> [GIVEN INSTRUCTION]
Pull out each line of the data that includes the word "series".

[Dataset entries on figures]
——
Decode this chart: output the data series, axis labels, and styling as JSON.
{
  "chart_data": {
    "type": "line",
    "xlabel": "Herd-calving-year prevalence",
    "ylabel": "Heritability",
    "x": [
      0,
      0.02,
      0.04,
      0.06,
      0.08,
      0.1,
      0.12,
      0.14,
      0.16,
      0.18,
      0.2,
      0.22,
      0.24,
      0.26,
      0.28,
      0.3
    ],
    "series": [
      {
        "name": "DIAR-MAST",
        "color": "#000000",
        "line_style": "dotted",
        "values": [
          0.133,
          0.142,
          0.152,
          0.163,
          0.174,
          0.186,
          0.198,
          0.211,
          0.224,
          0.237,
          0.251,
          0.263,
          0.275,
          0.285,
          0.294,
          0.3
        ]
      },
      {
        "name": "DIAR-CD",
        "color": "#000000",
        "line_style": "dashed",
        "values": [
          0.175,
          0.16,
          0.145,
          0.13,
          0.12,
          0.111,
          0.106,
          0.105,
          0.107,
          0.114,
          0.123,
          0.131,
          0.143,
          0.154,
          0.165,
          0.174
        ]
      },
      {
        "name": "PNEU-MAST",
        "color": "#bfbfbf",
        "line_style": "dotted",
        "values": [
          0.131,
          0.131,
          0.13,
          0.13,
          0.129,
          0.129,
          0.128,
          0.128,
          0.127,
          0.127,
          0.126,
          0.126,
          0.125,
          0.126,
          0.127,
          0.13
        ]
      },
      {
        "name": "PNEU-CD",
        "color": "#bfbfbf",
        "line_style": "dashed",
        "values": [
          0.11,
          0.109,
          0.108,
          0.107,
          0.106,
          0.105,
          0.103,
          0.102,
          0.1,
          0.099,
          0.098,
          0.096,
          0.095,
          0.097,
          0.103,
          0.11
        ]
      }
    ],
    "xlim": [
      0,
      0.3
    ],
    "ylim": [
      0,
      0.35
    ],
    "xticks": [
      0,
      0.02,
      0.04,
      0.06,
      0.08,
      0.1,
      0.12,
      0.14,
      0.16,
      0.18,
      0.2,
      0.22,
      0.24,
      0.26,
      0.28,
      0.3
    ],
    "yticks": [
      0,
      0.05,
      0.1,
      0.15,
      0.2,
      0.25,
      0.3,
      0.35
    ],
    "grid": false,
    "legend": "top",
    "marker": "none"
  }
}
——
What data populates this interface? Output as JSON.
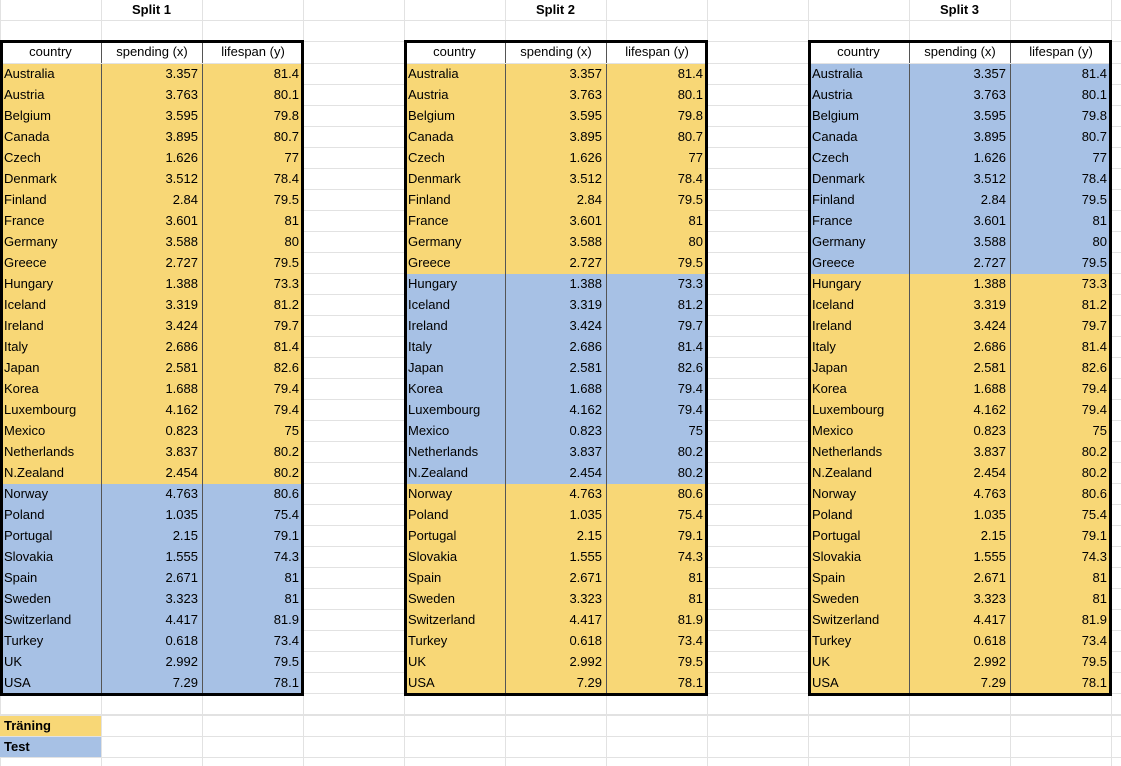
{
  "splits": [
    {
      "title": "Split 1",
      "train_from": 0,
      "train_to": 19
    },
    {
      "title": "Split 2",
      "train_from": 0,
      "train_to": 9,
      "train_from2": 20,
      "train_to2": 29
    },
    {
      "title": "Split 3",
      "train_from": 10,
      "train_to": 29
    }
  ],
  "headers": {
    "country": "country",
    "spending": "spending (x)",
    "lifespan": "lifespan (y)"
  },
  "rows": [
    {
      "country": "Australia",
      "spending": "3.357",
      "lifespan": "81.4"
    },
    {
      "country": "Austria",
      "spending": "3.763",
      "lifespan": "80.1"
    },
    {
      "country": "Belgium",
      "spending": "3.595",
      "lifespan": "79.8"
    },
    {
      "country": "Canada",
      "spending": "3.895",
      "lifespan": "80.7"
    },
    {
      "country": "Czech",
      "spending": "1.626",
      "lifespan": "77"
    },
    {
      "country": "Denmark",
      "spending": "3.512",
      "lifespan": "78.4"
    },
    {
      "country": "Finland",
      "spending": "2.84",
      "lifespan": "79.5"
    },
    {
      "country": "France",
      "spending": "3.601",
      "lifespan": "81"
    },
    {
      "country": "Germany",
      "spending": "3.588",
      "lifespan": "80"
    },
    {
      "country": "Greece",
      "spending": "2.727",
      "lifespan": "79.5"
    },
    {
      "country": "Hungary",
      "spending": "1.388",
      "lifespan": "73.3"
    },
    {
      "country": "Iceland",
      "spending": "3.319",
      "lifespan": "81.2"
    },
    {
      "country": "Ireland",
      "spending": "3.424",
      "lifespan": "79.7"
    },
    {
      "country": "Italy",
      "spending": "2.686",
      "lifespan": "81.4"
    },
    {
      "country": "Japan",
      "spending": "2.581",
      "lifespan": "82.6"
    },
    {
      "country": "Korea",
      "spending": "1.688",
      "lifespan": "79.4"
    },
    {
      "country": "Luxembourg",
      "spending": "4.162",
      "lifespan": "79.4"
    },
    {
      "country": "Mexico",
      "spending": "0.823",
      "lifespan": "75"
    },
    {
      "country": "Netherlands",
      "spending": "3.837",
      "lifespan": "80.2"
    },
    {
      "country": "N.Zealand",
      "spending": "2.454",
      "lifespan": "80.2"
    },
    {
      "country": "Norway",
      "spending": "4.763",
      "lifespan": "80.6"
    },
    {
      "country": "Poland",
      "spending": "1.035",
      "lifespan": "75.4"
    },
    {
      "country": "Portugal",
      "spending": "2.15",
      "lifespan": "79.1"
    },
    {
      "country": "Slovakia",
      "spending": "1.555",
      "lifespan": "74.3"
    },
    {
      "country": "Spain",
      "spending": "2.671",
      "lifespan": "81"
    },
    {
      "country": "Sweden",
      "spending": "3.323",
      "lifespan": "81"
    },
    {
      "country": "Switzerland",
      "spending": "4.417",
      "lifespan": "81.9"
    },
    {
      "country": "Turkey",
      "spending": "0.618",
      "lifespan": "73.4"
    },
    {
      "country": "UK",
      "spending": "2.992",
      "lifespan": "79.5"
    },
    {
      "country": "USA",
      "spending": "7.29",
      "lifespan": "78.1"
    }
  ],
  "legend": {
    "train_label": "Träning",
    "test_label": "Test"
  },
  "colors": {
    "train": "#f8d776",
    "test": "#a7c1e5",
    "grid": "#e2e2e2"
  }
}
——
> [TASK SOLUTION]
Decode this chart: output the data series, axis labels, and styling as JSON.
    "series": [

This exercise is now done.